§ **Records shown**
------
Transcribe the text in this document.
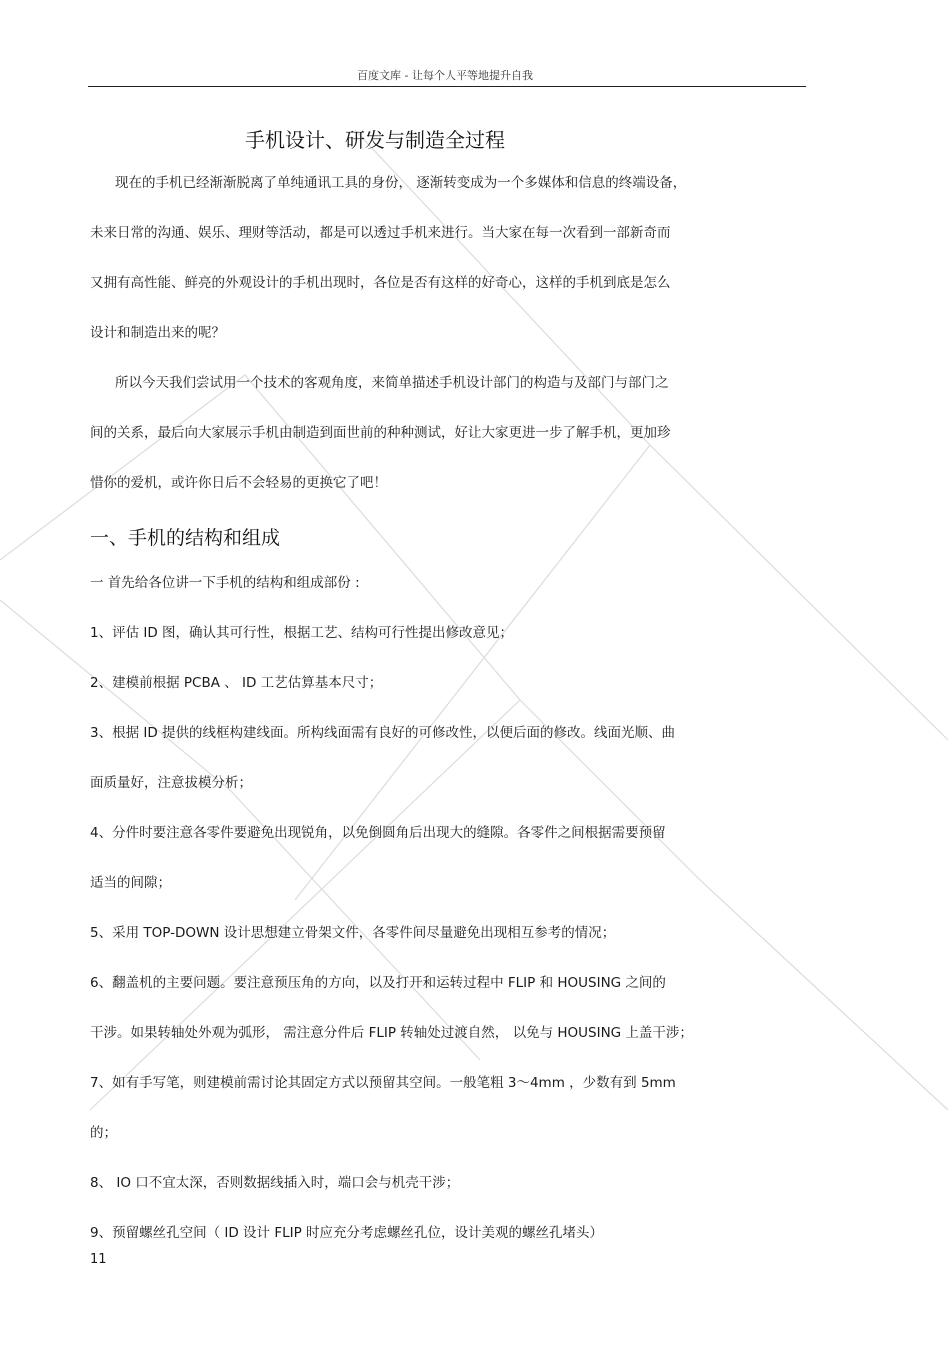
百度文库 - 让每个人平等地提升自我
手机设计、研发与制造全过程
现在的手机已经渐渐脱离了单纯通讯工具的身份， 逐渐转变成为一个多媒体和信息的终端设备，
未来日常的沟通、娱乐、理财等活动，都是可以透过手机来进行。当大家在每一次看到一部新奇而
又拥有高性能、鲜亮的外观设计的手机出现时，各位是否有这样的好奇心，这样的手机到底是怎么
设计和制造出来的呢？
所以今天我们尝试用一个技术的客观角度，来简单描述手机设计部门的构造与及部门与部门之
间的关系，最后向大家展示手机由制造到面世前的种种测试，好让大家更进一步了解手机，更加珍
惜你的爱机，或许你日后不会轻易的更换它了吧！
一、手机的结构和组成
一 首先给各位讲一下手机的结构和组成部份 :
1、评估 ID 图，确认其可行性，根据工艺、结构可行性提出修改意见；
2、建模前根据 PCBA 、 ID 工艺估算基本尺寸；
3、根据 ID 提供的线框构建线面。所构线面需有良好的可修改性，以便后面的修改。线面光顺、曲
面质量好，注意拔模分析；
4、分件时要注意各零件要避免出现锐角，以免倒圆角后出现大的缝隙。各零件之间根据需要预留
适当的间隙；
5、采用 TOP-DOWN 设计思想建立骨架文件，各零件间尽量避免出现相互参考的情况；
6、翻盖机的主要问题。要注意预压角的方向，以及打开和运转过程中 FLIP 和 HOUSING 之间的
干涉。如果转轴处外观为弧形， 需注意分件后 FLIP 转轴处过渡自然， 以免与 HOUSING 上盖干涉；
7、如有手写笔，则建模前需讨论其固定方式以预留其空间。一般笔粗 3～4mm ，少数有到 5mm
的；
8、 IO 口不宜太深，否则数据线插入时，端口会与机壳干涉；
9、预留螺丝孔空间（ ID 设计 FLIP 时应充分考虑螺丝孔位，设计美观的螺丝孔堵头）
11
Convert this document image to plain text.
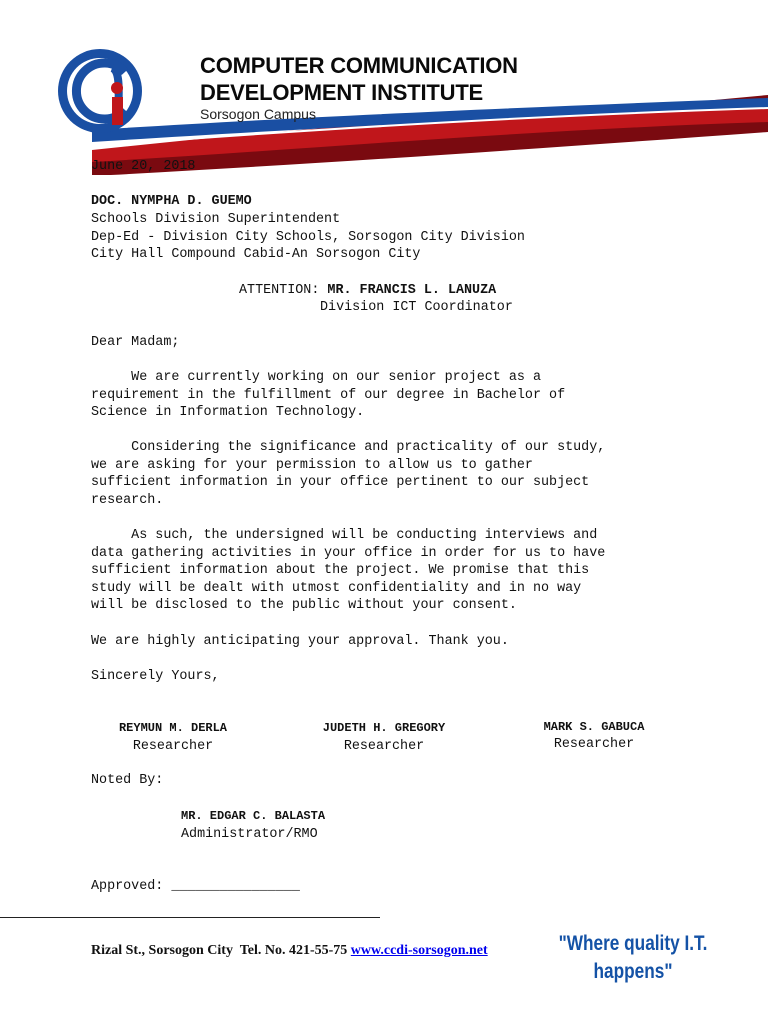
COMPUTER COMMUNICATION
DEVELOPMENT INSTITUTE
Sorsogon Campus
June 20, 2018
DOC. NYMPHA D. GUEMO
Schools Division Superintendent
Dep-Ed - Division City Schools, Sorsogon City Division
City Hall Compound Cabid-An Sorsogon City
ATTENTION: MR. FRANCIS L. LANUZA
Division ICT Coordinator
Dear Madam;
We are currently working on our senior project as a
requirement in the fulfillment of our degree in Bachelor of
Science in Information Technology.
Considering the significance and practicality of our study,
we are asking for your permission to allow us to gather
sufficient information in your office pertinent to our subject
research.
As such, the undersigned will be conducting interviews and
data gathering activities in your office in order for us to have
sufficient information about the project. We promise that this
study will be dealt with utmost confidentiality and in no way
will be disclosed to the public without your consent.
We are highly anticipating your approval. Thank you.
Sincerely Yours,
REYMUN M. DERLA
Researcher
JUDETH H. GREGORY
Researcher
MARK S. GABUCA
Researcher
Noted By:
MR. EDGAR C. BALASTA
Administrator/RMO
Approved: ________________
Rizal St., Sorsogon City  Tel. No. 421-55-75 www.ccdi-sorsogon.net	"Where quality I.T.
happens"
------
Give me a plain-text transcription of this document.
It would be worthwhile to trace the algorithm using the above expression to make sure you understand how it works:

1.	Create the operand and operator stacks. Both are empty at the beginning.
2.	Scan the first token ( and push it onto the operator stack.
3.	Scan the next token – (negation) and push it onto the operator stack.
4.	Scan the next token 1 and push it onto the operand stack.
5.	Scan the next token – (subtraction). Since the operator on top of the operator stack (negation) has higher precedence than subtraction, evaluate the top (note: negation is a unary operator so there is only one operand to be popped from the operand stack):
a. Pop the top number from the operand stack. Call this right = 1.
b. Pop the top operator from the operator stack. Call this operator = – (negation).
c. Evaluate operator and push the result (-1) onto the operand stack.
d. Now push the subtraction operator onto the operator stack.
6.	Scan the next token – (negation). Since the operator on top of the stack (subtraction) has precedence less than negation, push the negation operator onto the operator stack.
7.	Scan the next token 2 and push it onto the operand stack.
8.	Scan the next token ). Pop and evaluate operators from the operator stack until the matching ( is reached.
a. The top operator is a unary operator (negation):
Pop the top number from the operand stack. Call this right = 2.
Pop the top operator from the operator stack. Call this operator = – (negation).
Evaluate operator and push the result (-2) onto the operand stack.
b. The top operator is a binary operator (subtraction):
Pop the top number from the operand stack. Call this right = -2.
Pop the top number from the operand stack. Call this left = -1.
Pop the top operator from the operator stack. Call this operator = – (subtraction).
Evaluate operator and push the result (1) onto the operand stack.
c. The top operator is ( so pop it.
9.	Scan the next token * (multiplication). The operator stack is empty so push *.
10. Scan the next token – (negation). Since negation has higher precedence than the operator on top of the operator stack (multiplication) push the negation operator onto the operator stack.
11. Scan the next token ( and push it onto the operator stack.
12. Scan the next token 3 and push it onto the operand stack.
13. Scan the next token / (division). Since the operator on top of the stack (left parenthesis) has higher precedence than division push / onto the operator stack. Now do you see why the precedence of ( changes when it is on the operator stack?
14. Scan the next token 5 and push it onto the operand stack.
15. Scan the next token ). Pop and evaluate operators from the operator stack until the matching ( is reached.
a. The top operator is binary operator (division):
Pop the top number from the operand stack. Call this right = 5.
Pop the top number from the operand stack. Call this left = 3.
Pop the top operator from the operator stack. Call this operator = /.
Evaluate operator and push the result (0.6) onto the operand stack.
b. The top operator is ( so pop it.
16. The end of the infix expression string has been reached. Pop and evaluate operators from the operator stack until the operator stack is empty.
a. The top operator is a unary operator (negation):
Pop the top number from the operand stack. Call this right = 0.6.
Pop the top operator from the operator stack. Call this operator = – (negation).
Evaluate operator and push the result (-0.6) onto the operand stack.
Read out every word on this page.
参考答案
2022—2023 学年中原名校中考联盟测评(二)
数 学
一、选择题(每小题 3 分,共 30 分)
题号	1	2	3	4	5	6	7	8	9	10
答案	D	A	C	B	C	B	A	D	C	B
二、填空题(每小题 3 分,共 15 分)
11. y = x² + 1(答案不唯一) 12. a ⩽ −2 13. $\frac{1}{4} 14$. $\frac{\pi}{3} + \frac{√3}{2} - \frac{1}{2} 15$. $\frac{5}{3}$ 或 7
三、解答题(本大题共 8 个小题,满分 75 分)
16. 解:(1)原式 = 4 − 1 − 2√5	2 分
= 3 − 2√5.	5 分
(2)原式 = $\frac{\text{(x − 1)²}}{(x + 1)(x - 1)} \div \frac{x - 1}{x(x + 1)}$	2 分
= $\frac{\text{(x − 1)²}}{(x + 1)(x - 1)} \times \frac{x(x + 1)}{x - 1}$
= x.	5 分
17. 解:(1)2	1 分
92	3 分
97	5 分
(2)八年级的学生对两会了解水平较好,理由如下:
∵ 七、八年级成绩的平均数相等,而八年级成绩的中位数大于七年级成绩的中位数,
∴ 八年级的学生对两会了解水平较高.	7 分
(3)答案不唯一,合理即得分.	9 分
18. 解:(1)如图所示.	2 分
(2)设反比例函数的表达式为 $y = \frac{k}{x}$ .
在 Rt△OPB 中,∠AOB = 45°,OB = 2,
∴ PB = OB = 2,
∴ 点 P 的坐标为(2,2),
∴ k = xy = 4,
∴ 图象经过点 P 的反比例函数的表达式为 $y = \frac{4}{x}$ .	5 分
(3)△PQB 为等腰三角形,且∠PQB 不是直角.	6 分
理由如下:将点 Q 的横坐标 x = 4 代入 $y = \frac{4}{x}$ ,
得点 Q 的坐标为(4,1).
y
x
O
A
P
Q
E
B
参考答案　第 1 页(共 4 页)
------
§ **What you will do**
Your task is to list each line of the records with the word "expression".

§ **Answer to this problem**
It would be worthwhile to trace the algorithm using the above expression to make sure you understand how it works:
16. The end of the infix expression string has been reached. Pop and evaluate operators from the operator stack until the operator stack is empty.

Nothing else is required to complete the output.